▶ _The problem_: Count the lines below that contain the word "data", and reply with only that number.

▶ _Given information_:
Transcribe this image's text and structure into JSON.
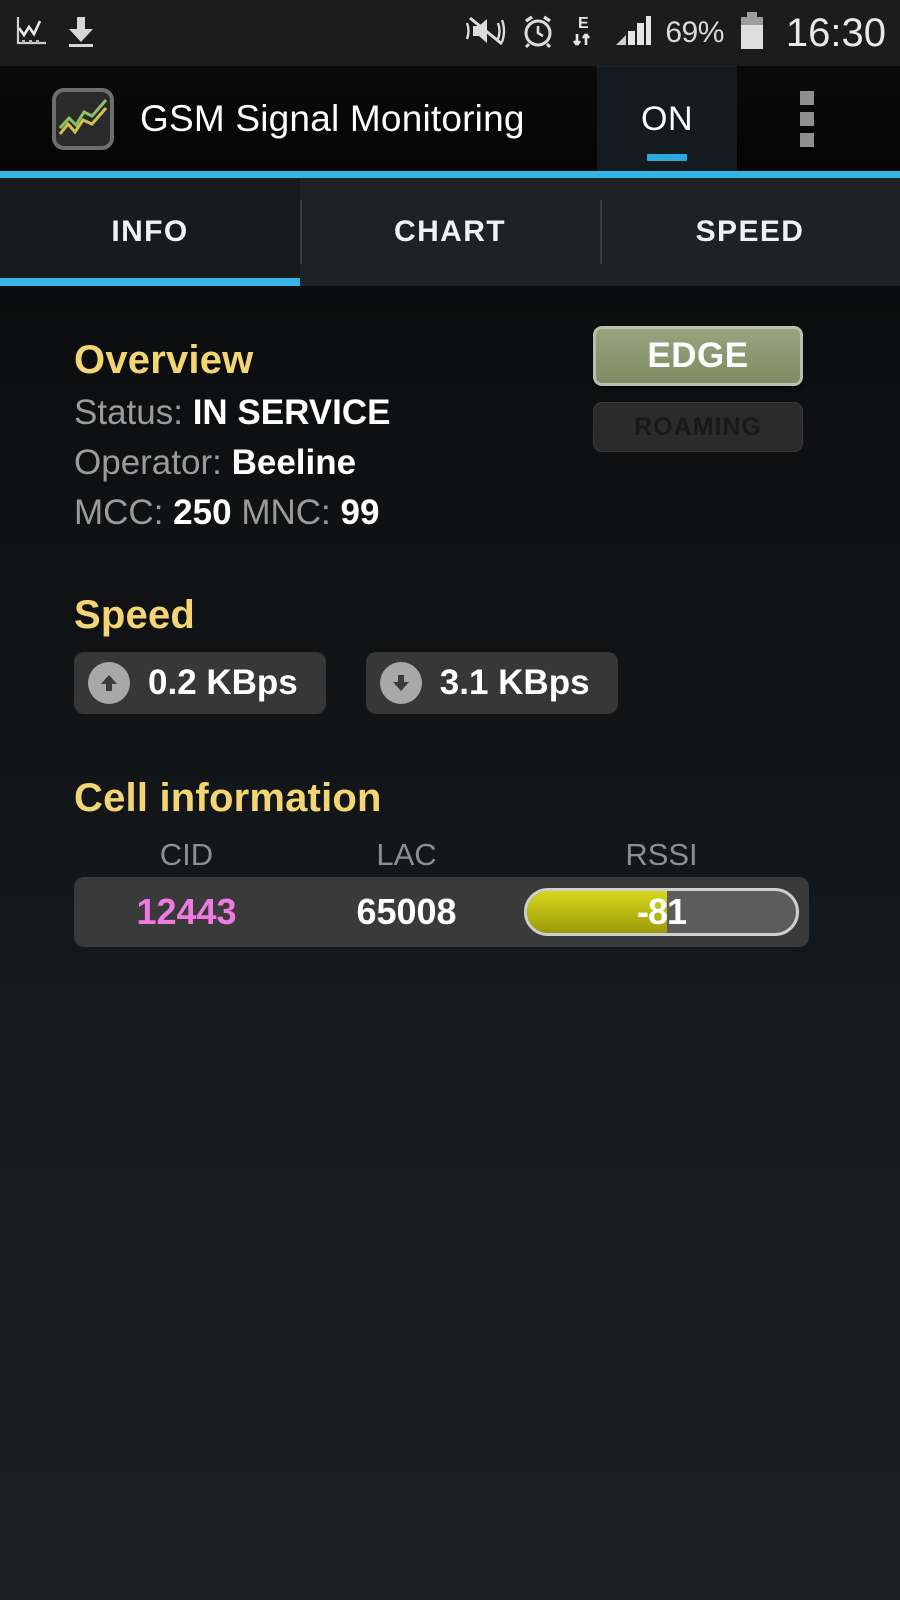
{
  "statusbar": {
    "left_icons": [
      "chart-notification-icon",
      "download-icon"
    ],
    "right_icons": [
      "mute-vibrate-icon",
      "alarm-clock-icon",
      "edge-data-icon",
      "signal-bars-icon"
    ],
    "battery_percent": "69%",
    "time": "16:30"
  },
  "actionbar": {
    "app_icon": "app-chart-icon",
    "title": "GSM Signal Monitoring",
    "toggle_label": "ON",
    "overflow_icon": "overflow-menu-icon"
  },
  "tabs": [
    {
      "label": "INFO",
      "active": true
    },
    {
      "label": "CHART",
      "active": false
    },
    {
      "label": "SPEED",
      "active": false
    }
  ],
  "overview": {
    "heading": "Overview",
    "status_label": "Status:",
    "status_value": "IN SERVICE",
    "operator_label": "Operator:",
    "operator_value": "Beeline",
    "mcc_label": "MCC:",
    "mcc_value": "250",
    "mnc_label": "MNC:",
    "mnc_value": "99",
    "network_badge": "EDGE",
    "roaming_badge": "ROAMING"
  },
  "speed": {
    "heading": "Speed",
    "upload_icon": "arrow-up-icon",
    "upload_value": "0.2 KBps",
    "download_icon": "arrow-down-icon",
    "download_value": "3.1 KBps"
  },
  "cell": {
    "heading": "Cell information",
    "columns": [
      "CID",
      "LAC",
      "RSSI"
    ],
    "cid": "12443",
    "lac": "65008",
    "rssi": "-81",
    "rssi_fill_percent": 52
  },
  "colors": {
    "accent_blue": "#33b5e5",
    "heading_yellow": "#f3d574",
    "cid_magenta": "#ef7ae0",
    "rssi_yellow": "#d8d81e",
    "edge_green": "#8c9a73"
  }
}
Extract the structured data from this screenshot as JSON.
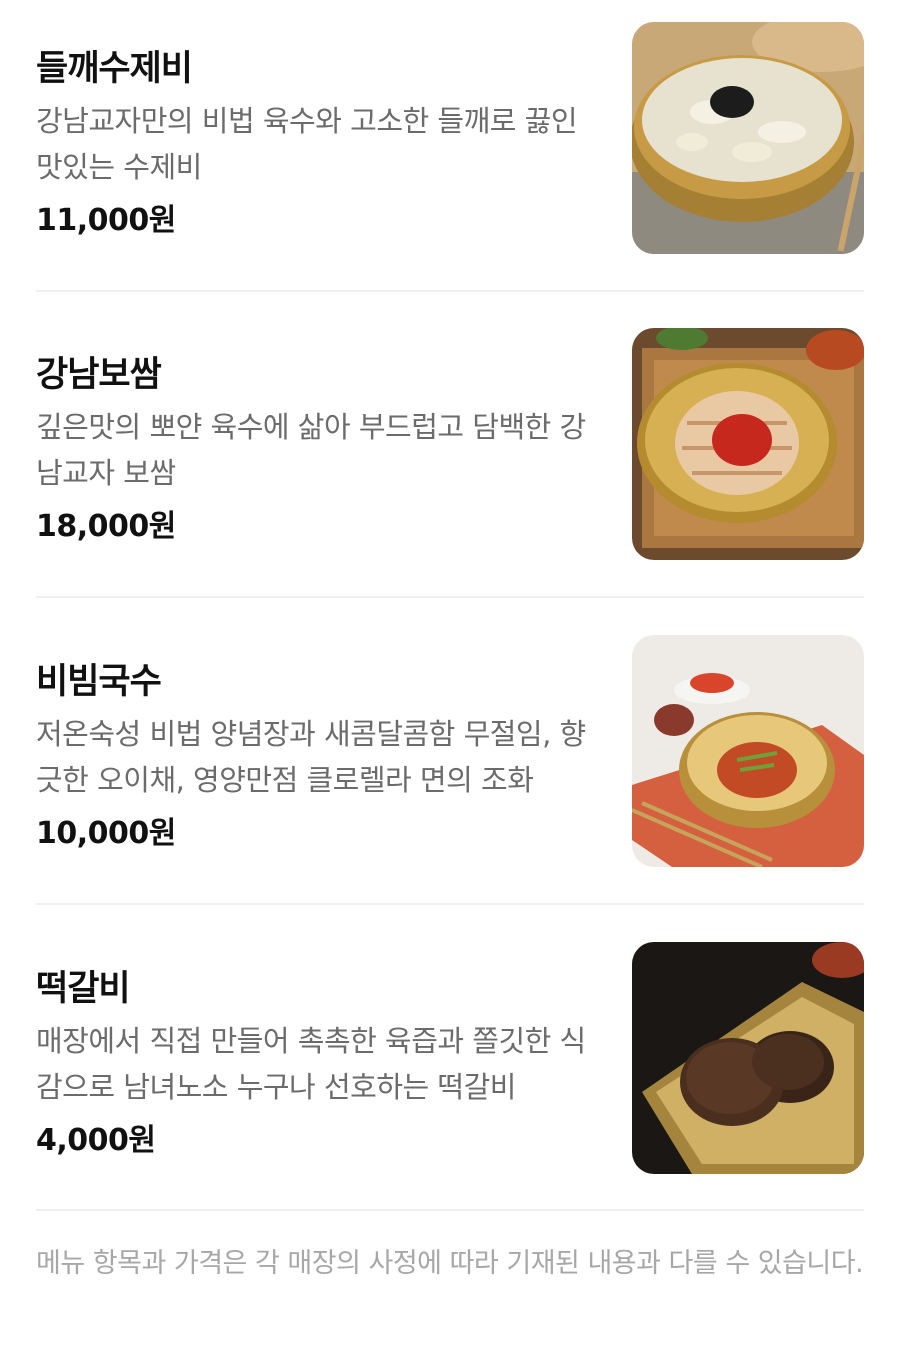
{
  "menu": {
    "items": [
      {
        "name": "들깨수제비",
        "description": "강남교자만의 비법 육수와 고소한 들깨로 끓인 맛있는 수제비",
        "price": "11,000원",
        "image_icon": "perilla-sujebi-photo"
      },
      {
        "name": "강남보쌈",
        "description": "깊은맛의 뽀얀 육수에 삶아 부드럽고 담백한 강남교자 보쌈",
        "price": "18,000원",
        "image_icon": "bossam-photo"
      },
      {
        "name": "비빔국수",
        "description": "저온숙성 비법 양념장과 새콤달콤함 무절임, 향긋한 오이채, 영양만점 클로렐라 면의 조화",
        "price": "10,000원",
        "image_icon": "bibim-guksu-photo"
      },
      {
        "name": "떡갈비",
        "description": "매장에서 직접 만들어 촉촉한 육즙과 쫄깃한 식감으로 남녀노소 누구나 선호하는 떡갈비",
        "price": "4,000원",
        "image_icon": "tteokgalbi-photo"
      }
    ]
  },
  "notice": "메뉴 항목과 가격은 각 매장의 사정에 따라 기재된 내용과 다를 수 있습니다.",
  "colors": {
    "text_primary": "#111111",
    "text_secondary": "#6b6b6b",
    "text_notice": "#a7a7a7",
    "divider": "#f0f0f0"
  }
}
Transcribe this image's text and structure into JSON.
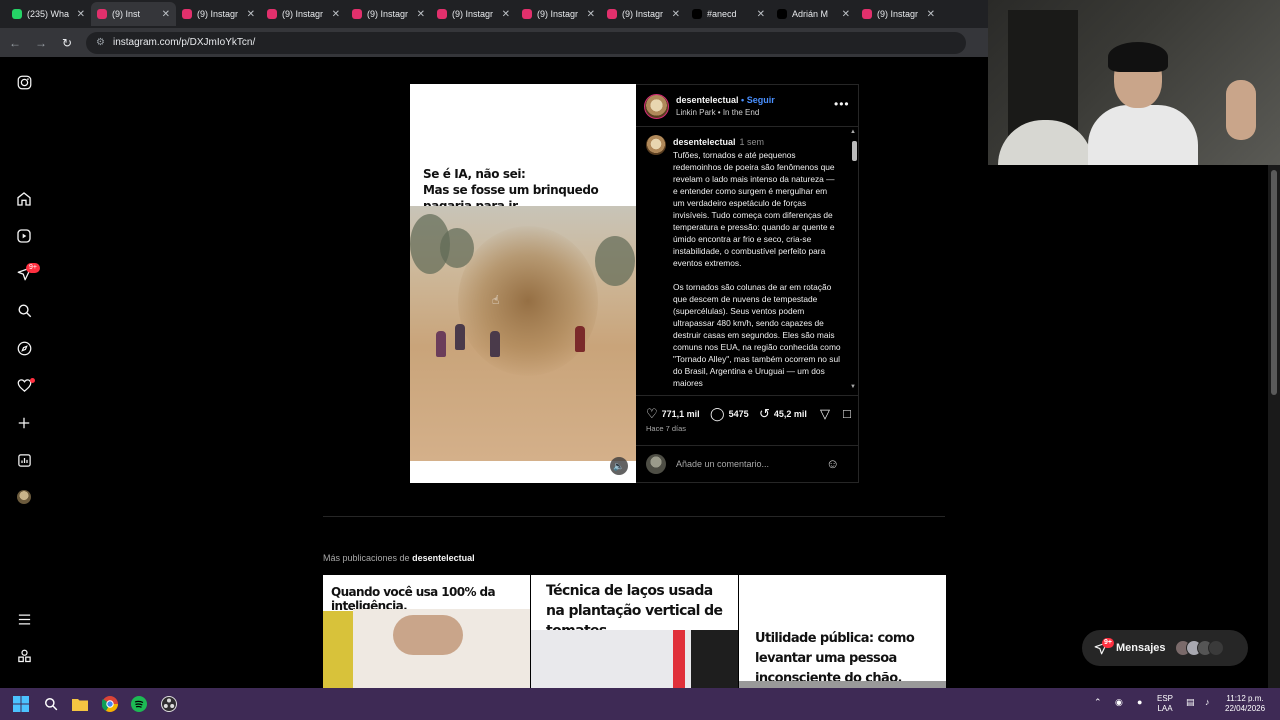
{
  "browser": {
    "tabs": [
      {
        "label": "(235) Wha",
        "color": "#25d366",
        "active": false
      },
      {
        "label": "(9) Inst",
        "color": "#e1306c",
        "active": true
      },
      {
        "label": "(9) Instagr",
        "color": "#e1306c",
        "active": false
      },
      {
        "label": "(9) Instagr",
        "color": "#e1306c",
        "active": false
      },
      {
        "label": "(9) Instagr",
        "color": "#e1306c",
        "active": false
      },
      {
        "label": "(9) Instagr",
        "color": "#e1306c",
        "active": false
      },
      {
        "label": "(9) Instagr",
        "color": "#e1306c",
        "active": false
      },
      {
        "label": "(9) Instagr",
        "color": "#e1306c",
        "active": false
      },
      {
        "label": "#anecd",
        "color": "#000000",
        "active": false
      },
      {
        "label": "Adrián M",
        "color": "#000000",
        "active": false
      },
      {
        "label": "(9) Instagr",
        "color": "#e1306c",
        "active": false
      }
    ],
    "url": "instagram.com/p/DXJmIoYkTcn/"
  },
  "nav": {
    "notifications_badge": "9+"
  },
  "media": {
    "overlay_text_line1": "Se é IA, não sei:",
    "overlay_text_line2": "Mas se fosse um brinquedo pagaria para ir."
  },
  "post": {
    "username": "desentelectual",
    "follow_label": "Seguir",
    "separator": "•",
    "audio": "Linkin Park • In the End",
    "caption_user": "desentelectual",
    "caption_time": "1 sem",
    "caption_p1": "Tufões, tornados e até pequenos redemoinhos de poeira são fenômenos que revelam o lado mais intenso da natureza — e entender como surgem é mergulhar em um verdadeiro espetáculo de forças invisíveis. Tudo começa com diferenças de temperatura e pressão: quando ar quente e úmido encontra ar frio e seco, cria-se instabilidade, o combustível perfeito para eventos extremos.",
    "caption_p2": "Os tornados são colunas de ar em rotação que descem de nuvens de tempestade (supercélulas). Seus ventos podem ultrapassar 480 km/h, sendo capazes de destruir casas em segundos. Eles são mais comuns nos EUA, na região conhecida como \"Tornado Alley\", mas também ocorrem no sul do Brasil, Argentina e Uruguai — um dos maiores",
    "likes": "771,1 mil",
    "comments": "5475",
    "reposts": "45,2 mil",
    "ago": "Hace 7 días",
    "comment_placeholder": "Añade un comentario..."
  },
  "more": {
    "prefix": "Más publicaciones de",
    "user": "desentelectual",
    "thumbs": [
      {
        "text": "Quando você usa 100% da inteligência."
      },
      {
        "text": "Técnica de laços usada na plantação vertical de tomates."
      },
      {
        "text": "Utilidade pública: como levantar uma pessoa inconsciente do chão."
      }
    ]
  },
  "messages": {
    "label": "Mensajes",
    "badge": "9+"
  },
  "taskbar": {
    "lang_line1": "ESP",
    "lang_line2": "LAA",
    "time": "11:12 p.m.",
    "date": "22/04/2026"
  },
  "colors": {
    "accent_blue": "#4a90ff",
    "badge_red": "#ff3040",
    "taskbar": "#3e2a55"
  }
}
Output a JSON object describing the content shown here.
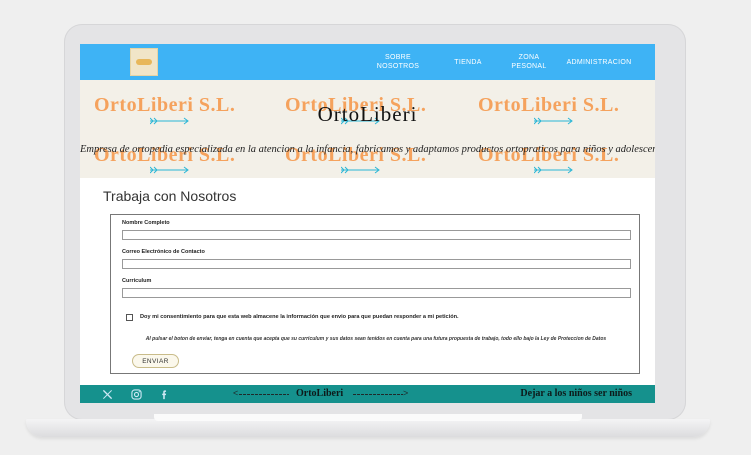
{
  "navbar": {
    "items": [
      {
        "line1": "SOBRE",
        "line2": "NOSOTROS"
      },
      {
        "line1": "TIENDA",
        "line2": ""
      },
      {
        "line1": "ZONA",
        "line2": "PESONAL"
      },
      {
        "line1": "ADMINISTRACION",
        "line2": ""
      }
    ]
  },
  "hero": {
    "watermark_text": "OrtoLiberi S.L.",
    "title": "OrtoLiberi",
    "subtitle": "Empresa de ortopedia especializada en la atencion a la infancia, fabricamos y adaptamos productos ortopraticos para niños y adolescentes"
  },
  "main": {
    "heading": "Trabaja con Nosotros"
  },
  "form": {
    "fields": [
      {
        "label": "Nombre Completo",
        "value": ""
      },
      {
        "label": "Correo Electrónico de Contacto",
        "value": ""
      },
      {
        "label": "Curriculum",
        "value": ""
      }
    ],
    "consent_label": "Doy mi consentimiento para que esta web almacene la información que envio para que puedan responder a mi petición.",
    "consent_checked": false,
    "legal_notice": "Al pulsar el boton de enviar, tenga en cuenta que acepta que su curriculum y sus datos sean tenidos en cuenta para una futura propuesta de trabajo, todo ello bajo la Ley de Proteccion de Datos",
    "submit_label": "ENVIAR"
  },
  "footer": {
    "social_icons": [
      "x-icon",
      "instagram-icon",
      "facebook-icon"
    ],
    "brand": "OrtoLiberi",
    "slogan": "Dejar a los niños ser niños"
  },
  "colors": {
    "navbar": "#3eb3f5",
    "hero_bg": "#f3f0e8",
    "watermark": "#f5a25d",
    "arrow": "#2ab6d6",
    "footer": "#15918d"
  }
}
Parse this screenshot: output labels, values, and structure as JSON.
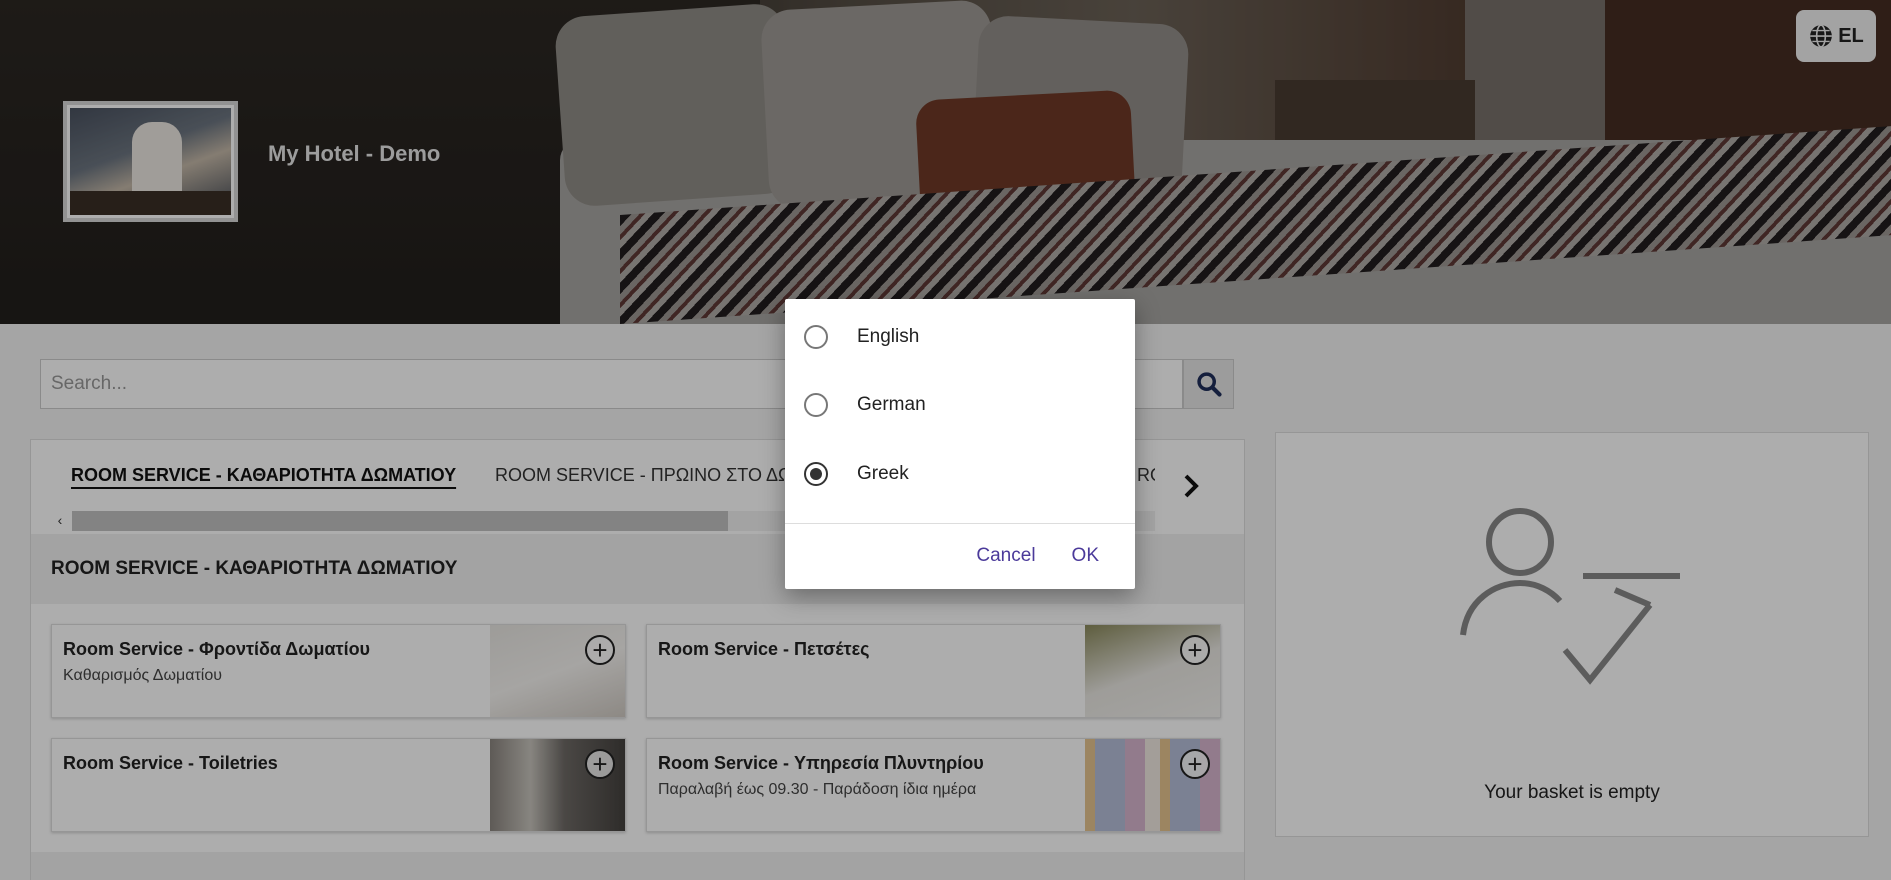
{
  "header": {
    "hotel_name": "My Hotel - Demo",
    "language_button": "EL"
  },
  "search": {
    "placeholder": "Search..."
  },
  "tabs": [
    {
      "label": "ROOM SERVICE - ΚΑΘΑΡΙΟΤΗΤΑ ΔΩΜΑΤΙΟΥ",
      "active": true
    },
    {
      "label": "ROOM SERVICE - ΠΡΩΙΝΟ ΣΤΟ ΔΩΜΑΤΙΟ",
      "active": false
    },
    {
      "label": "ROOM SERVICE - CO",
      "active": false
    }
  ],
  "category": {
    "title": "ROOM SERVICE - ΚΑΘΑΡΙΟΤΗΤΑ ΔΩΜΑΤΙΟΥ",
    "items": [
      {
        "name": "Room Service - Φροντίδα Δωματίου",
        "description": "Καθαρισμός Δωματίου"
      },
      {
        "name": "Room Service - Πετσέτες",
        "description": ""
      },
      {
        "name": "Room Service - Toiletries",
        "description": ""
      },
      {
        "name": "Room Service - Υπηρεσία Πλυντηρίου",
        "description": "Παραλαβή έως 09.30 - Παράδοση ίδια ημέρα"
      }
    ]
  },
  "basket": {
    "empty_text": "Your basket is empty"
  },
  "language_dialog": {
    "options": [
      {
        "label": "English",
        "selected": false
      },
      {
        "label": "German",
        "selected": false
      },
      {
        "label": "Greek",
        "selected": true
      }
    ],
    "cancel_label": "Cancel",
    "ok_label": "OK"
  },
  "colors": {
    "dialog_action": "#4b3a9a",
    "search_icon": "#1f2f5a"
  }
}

▶ _Task response_: 2